Task to complete: Check every line of the entries that follow, and copy the ones containing "this".

Stored records:
::::
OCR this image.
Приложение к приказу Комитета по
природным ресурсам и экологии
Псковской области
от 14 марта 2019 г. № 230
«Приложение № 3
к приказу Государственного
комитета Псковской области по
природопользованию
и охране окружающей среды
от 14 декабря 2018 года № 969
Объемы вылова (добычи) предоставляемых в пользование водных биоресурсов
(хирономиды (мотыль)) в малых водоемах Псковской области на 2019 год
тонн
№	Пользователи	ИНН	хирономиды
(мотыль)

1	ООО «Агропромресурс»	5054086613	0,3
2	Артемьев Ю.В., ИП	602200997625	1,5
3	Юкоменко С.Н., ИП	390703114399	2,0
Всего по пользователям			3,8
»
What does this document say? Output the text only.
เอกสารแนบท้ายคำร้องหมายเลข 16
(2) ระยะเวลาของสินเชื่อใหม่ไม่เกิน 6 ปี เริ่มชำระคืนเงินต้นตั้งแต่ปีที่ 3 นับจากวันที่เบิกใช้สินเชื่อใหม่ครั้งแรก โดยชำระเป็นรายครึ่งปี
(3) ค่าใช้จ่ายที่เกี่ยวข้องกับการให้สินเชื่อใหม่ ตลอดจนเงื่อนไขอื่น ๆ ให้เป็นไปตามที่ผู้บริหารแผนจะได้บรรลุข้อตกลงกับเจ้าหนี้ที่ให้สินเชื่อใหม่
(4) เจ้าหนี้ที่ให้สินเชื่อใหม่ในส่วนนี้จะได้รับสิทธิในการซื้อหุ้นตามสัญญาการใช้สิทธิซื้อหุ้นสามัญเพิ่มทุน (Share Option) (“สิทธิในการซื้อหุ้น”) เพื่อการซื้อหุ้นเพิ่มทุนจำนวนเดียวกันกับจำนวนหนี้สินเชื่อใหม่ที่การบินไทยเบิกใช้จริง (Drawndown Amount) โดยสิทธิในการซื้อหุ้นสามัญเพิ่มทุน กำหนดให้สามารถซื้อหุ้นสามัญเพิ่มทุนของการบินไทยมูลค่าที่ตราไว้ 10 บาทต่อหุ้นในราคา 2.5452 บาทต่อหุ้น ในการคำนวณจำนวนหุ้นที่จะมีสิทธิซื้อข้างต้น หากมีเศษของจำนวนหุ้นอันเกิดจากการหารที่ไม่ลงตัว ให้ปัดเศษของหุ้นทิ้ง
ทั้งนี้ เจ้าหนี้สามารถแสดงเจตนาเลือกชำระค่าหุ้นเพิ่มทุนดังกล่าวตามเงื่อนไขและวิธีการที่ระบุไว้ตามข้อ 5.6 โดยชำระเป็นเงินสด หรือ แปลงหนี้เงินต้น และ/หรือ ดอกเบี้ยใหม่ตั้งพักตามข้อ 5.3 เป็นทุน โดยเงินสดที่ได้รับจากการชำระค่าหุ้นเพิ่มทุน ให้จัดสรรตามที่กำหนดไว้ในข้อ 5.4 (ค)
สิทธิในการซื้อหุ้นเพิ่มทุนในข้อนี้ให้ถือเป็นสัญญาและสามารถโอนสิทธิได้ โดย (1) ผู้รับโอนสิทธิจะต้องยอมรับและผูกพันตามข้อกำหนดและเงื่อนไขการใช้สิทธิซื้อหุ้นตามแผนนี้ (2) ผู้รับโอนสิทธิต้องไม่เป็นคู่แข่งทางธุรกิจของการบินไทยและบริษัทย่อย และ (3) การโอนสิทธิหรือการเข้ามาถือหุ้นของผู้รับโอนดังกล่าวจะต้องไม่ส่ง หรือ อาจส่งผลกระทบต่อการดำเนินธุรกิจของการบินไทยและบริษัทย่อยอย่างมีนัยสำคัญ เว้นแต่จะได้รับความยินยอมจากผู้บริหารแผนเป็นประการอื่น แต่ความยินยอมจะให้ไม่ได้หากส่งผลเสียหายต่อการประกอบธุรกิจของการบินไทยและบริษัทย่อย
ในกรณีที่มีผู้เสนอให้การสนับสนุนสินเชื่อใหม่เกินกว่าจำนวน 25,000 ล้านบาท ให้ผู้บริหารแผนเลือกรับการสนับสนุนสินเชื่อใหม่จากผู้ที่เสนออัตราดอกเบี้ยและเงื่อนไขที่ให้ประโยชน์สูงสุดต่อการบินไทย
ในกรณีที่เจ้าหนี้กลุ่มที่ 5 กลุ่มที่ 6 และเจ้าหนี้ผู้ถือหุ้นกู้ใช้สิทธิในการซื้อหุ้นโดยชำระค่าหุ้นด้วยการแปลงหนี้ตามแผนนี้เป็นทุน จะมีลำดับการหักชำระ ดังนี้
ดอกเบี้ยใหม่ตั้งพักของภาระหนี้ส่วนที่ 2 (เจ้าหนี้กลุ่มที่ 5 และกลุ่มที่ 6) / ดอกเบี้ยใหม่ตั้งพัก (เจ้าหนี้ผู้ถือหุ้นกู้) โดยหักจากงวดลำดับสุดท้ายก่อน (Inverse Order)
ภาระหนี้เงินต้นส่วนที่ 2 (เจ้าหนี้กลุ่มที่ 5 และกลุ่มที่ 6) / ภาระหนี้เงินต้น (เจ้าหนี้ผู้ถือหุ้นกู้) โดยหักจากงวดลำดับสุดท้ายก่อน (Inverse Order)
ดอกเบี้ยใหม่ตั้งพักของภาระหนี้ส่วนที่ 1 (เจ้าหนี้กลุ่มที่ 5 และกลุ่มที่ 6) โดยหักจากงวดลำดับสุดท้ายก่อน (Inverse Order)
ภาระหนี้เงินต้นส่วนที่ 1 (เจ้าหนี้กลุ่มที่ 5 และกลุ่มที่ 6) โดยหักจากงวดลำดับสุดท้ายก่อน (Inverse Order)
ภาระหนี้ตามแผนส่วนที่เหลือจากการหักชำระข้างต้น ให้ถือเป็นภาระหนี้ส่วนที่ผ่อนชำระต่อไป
::::
The answer:
OCR this image.
What does this document say? Output the text only.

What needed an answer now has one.